* [Data excerpts]:
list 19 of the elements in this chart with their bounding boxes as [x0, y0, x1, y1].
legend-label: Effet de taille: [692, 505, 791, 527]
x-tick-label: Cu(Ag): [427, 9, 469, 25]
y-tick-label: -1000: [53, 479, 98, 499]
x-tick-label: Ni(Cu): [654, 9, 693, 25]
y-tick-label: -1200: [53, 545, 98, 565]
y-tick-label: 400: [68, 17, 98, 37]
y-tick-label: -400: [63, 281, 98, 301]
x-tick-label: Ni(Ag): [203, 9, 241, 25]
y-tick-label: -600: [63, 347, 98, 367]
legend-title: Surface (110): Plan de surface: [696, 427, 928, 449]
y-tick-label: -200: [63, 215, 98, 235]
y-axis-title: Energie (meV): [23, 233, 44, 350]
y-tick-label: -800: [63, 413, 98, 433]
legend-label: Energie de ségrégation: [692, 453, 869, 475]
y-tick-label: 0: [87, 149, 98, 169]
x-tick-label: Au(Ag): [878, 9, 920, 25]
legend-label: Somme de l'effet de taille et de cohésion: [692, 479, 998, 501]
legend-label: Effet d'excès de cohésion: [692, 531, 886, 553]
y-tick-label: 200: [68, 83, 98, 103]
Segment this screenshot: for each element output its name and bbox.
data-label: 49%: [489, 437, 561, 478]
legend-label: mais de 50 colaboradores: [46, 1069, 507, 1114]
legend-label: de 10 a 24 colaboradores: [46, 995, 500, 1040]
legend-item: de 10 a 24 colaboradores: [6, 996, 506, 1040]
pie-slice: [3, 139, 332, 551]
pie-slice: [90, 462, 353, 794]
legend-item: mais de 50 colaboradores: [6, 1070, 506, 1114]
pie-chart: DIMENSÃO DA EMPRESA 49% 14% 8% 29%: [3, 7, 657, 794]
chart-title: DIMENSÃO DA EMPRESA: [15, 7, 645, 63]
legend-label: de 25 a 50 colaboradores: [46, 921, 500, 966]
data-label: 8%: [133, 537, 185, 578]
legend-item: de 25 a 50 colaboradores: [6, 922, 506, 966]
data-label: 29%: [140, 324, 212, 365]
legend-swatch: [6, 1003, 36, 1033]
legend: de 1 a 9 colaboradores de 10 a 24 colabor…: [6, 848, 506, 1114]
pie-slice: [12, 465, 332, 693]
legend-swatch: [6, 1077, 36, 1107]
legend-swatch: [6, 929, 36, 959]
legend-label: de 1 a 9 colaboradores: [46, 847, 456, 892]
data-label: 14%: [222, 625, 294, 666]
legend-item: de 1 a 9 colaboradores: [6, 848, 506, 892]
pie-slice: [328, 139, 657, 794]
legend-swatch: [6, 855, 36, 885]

* [Task prompt]:
Please rewrite the rows above, changing "legend-label" to "legend-text" everywhere and leaving everything else as it is.

* [Full response]:
list 19 of the elements in this chart with their bounding boxes as [x0, y0, x1, y1].
legend-text: Effet de taille: [692, 505, 791, 527]
x-tick-label: Cu(Ag): [427, 9, 469, 25]
y-tick-label: -1000: [53, 479, 98, 499]
x-tick-label: Ni(Cu): [654, 9, 693, 25]
y-tick-label: -1200: [53, 545, 98, 565]
y-tick-label: 400: [68, 17, 98, 37]
y-tick-label: -400: [63, 281, 98, 301]
x-tick-label: Ni(Ag): [203, 9, 241, 25]
y-tick-label: -600: [63, 347, 98, 367]
legend-title: Surface (110): Plan de surface: [696, 427, 928, 449]
y-tick-label: -200: [63, 215, 98, 235]
y-axis-title: Energie (meV): [23, 233, 44, 350]
y-tick-label: -800: [63, 413, 98, 433]
legend-text: Energie de ségrégation: [692, 453, 869, 475]
y-tick-label: 0: [87, 149, 98, 169]
x-tick-label: Au(Ag): [878, 9, 920, 25]
legend-text: Somme de l'effet de taille et de cohésion: [692, 479, 998, 501]
legend-text: Effet d'excès de cohésion: [692, 531, 886, 553]
y-tick-label: 200: [68, 83, 98, 103]
Segment this screenshot: for each element output its name and bbox.
data-label: 49%: [489, 437, 561, 478]
legend-text: mais de 50 colaboradores: [46, 1069, 507, 1114]
legend-text: de 10 a 24 colaboradores: [46, 995, 500, 1040]
legend-item: de 10 a 24 colaboradores: [6, 996, 506, 1040]
pie-slice: [3, 139, 332, 551]
pie-slice: [90, 462, 353, 794]
legend-item: mais de 50 colaboradores: [6, 1070, 506, 1114]
pie-chart: DIMENSÃO DA EMPRESA 49% 14% 8% 29%: [3, 7, 657, 794]
chart-title: DIMENSÃO DA EMPRESA: [15, 7, 645, 63]
legend-text: de 25 a 50 colaboradores: [46, 921, 500, 966]
data-label: 8%: [133, 537, 185, 578]
legend-item: de 25 a 50 colaboradores: [6, 922, 506, 966]
data-label: 29%: [140, 324, 212, 365]
legend-swatch: [6, 1003, 36, 1033]
legend: de 1 a 9 colaboradores de 10 a 24 colabor…: [6, 848, 506, 1114]
pie-slice: [12, 465, 332, 693]
legend-swatch: [6, 1077, 36, 1107]
legend-swatch: [6, 929, 36, 959]
legend-text: de 1 a 9 colaboradores: [46, 847, 456, 892]
data-label: 14%: [222, 625, 294, 666]
legend-item: de 1 a 9 colaboradores: [6, 848, 506, 892]
pie-slice: [328, 139, 657, 794]
legend-swatch: [6, 855, 36, 885]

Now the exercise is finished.